# Dataset excerpts
++++++++++
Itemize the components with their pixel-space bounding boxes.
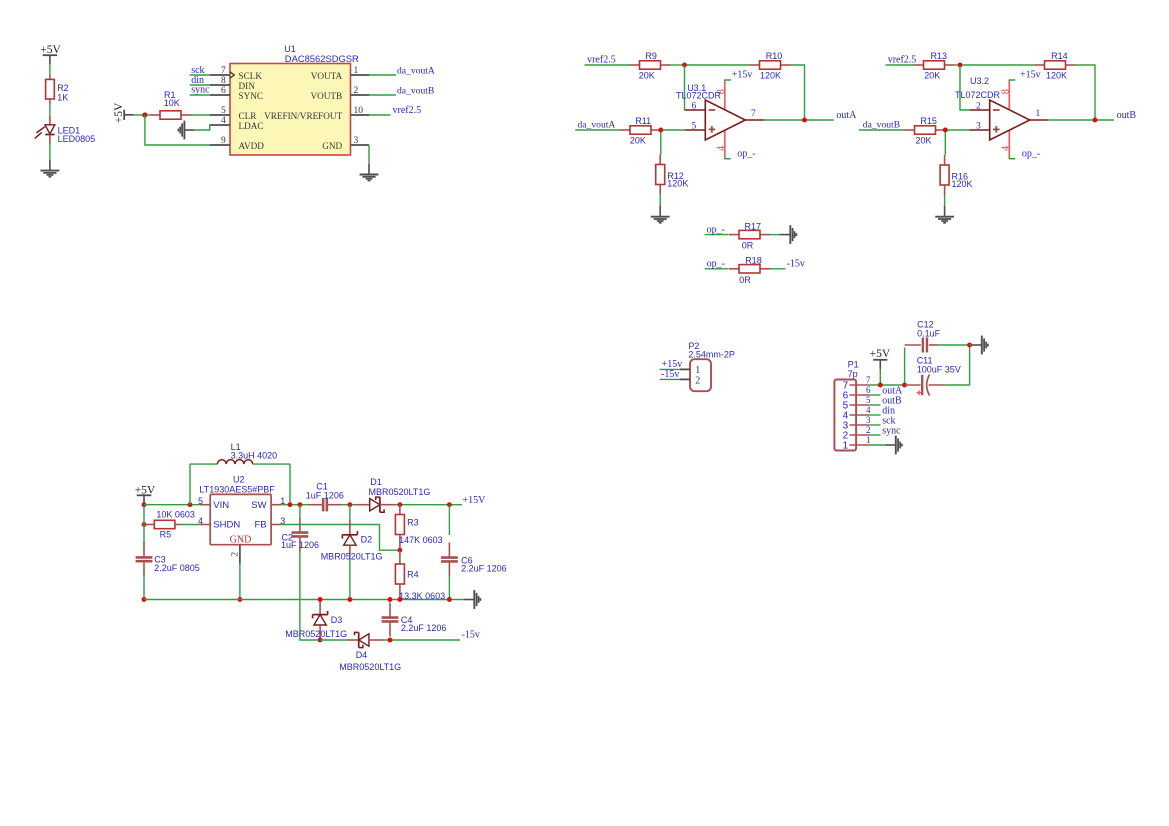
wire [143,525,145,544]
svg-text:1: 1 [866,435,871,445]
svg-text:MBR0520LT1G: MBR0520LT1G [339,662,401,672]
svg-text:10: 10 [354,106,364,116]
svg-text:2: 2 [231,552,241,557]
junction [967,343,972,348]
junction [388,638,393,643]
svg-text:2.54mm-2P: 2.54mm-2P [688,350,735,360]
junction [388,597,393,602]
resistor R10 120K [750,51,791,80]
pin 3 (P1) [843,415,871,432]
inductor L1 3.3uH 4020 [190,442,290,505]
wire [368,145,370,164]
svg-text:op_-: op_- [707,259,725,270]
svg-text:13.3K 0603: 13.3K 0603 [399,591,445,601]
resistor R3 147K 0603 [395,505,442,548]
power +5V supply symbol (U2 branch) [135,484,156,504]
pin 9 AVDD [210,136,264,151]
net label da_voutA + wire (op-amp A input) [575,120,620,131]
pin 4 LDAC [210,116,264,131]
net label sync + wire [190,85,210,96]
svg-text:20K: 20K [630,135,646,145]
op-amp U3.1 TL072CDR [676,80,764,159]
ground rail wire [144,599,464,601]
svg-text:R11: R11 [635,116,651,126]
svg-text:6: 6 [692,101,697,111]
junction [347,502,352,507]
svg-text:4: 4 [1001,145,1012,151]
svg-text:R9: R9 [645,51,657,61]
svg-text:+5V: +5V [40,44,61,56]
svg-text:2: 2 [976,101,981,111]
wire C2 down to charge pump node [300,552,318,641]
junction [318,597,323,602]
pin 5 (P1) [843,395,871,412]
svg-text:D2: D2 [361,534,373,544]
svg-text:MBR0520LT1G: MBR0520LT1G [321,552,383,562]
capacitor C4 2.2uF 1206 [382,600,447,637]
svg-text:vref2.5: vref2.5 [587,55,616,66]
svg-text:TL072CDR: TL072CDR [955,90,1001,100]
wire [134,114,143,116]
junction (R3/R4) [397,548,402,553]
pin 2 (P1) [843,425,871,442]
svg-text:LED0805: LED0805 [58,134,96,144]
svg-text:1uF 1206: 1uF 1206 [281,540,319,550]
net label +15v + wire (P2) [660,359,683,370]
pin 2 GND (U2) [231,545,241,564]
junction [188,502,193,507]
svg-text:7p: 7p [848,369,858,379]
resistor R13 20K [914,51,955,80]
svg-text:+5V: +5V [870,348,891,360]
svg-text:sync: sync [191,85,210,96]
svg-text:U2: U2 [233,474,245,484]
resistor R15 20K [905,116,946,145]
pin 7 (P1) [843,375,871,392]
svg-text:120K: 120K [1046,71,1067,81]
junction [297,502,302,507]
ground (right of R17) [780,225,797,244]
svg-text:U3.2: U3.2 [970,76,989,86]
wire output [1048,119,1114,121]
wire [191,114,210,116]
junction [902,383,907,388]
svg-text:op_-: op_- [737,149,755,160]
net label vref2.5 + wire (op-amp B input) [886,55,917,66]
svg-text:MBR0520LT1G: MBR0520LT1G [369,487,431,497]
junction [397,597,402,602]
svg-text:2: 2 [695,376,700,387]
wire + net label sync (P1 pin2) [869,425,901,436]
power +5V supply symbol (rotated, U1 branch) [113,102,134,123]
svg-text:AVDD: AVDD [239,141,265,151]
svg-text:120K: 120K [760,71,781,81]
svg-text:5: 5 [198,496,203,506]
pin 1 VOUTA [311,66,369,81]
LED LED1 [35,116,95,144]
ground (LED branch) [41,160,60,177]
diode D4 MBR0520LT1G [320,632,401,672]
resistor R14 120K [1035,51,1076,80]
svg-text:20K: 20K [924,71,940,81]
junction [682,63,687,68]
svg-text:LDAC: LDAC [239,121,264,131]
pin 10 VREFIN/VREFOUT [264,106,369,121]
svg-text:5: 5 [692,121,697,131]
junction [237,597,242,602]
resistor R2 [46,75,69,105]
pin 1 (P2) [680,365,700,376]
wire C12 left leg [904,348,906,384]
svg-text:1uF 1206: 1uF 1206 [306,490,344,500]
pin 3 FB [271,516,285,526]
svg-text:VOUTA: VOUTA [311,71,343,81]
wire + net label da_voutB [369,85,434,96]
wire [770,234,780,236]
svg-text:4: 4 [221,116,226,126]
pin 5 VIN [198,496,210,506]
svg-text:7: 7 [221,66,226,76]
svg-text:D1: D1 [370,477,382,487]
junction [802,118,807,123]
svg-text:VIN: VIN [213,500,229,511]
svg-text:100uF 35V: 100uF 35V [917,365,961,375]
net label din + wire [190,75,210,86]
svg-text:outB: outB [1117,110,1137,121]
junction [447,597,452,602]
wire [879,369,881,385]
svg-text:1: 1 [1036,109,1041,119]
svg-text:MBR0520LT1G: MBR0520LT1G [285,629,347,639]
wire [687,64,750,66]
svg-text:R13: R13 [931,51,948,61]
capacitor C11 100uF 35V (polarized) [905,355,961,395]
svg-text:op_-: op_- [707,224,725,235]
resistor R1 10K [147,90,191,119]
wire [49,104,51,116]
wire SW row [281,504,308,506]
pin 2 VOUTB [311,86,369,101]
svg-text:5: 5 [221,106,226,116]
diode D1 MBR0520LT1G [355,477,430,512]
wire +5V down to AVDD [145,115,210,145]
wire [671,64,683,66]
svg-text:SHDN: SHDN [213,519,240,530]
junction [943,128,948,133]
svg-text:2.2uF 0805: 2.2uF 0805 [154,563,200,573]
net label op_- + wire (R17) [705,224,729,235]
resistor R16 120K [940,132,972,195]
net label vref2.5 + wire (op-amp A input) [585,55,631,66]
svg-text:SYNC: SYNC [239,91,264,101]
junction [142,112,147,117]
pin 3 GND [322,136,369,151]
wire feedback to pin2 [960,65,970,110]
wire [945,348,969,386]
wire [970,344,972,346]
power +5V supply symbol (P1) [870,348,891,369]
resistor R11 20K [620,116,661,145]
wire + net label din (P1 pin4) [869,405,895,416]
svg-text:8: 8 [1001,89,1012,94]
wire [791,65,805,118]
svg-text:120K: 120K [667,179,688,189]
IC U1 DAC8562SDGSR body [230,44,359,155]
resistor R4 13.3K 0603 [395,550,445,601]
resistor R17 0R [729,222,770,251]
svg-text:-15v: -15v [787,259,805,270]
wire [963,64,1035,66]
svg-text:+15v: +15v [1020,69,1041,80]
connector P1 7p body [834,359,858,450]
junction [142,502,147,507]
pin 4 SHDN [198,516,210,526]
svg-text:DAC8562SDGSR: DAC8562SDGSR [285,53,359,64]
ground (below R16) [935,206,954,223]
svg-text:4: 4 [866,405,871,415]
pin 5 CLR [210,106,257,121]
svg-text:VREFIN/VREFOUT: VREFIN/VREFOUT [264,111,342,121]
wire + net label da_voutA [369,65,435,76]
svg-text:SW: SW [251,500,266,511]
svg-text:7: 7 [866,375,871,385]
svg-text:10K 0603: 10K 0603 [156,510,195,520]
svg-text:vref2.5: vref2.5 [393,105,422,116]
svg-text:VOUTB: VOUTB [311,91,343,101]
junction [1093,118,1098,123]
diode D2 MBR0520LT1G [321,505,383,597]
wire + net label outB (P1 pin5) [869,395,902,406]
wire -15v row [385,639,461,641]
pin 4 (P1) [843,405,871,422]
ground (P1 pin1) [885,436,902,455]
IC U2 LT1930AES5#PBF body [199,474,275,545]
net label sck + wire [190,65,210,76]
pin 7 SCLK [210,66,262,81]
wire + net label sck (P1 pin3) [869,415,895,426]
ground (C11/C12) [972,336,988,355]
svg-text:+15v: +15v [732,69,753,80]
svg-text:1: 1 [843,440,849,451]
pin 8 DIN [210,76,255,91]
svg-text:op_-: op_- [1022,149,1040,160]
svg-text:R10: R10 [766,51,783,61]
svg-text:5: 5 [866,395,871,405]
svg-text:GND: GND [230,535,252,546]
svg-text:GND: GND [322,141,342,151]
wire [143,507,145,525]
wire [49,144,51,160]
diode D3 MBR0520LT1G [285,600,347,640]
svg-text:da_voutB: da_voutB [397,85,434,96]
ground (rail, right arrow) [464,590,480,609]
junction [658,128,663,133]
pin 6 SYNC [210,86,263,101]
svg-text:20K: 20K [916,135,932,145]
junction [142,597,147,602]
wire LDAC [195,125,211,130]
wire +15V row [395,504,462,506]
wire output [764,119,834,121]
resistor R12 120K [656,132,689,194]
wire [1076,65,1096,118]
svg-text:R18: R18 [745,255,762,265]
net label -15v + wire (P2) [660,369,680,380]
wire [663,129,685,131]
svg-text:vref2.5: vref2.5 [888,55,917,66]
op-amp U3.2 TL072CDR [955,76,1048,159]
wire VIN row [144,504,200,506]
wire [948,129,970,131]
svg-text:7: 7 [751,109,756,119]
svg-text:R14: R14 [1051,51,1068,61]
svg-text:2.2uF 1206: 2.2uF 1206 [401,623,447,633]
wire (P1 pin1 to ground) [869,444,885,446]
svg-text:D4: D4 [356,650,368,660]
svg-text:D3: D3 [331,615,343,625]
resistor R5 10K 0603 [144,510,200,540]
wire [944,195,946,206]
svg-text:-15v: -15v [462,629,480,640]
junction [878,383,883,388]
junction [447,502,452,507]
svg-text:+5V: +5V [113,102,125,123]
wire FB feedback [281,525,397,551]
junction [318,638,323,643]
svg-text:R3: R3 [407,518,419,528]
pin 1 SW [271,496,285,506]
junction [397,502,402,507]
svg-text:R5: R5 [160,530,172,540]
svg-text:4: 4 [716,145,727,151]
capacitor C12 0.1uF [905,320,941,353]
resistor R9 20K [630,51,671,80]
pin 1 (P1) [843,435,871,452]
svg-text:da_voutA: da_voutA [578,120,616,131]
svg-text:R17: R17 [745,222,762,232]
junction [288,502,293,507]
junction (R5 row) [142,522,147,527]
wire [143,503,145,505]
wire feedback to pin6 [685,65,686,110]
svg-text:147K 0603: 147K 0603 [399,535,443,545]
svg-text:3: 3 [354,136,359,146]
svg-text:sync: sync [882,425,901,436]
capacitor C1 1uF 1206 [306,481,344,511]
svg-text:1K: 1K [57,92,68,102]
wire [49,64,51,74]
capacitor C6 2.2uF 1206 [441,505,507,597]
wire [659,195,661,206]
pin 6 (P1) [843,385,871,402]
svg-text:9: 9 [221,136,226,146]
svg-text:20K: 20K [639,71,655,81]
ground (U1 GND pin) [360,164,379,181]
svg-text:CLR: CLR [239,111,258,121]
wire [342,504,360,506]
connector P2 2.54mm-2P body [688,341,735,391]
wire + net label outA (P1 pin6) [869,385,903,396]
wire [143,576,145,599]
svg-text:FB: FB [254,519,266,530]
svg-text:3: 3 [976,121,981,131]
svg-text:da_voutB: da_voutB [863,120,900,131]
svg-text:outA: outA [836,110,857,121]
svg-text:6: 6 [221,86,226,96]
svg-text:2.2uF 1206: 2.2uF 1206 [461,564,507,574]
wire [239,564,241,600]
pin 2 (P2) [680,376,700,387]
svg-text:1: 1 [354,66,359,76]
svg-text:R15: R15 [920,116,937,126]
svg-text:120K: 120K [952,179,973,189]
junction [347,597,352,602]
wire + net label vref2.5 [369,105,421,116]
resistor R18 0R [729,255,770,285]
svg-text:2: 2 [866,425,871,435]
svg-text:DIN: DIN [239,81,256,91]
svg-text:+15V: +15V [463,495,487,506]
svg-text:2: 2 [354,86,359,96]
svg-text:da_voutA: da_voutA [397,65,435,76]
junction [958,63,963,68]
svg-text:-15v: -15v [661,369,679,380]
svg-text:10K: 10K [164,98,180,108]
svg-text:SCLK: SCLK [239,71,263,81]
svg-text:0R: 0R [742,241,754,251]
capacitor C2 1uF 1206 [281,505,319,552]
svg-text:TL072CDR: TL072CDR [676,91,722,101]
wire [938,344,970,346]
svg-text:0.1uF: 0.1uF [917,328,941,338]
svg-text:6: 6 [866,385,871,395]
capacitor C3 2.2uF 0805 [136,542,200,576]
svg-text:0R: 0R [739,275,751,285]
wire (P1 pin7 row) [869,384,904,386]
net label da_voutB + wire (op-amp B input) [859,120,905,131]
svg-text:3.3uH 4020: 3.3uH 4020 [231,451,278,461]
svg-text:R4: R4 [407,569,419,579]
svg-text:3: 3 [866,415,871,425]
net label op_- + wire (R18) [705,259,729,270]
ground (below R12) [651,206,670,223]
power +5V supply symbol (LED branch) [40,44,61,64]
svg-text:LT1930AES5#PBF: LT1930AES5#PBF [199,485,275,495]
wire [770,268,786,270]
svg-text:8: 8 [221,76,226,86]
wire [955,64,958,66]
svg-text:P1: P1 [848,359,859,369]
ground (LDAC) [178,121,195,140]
++++++++++
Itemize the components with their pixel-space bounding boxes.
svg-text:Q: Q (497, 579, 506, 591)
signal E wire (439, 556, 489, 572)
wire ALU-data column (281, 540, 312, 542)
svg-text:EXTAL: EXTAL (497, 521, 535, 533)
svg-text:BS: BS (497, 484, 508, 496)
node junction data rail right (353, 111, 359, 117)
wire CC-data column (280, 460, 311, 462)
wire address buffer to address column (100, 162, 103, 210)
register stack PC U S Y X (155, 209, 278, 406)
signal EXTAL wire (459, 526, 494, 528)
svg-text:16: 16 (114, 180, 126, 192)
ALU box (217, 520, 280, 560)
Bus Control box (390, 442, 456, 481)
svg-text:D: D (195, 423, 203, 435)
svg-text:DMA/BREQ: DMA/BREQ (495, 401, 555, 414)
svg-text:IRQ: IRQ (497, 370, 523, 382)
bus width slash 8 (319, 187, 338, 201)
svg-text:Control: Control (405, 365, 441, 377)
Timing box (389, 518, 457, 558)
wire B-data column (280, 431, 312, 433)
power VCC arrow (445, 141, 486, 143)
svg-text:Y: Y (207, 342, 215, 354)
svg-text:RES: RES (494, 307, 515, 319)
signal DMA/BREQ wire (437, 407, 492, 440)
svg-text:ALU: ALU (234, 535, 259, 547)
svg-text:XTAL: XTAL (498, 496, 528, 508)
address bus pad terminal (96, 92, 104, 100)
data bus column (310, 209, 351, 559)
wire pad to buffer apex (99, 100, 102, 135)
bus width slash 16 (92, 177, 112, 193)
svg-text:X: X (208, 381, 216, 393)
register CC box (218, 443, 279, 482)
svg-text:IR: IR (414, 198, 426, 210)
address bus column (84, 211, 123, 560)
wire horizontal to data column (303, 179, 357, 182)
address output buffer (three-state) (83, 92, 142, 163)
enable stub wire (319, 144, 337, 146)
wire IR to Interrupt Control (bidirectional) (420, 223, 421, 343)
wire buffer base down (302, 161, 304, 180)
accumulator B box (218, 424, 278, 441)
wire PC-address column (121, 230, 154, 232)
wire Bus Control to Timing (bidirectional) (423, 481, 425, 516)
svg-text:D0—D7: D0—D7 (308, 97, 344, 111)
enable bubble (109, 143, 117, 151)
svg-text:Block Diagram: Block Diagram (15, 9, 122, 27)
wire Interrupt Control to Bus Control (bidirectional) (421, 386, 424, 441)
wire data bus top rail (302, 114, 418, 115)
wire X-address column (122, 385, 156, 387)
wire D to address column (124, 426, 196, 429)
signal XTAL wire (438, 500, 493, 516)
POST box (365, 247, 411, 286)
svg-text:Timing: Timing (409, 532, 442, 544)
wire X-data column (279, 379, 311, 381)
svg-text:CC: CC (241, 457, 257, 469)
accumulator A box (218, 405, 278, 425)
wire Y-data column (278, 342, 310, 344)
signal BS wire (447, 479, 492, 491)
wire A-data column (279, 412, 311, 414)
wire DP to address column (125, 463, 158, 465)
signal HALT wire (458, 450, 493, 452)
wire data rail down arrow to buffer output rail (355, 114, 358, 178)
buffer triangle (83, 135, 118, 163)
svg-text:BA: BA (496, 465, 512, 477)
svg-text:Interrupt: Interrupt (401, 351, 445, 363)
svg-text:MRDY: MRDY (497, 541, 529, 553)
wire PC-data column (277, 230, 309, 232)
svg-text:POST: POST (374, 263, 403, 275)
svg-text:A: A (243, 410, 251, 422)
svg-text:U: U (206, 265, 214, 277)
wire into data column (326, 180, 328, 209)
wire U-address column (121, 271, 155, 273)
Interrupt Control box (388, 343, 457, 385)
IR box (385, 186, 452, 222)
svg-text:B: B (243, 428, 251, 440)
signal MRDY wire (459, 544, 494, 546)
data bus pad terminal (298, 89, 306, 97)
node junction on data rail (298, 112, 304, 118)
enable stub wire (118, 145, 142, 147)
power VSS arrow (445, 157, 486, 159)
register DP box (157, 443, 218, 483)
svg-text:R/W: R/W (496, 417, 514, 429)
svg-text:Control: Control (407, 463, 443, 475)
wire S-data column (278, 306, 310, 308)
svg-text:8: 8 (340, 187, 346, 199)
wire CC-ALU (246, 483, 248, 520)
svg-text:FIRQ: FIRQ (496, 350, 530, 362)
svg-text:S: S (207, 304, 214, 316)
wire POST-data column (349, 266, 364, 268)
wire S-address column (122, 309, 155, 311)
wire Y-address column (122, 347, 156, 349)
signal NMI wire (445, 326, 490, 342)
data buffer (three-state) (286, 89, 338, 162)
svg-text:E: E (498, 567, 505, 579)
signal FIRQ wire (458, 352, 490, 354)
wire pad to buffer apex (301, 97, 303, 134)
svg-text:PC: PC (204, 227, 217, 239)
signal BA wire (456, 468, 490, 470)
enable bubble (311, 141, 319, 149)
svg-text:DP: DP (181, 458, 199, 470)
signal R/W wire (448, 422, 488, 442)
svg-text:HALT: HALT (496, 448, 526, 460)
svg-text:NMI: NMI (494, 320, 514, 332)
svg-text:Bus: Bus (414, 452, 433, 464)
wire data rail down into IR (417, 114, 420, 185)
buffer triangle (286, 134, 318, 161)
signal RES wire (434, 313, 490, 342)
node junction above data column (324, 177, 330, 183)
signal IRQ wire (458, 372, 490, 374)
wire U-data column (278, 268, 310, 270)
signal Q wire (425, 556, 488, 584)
++++++++++
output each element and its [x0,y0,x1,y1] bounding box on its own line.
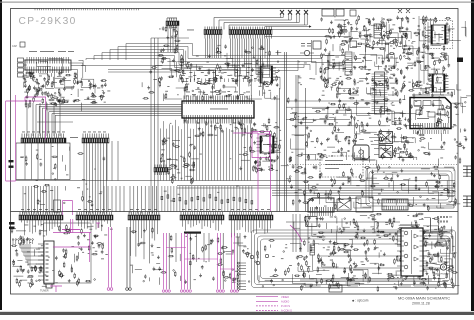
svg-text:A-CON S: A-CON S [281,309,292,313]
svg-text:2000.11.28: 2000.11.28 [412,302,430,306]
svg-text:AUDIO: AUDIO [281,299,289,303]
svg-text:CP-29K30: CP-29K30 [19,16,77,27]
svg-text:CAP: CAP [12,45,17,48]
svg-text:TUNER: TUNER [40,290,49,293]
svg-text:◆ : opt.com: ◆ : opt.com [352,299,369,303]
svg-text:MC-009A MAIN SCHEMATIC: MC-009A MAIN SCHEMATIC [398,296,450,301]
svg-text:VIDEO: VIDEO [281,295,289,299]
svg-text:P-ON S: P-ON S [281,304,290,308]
++++++++++
# Short problem
Copy each line of the entries verbatim, from the line containing "svg-text:A-CON S: A-CON S [281,309,292,313]" up to and including the line containing "svg-text:P-ON S: P-ON S [281,304,290,308]".

# Correct answer
svg-text:A-CON S: A-CON S [281,309,292,313]
svg-text:2000.11.28: 2000.11.28 [412,302,430,306]
svg-text:AUDIO: AUDIO [281,299,289,303]
svg-text:CP-29K30: CP-29K30 [19,16,77,27]
svg-text:CAP: CAP [12,45,17,48]
svg-text:TUNER: TUNER [40,290,49,293]
svg-text:◆ : opt.com: ◆ : opt.com [352,299,369,303]
svg-text:MC-009A MAIN SCHEMATIC: MC-009A MAIN SCHEMATIC [398,296,450,301]
svg-text:VIDEO: VIDEO [281,295,289,299]
svg-text:P-ON S: P-ON S [281,304,290,308]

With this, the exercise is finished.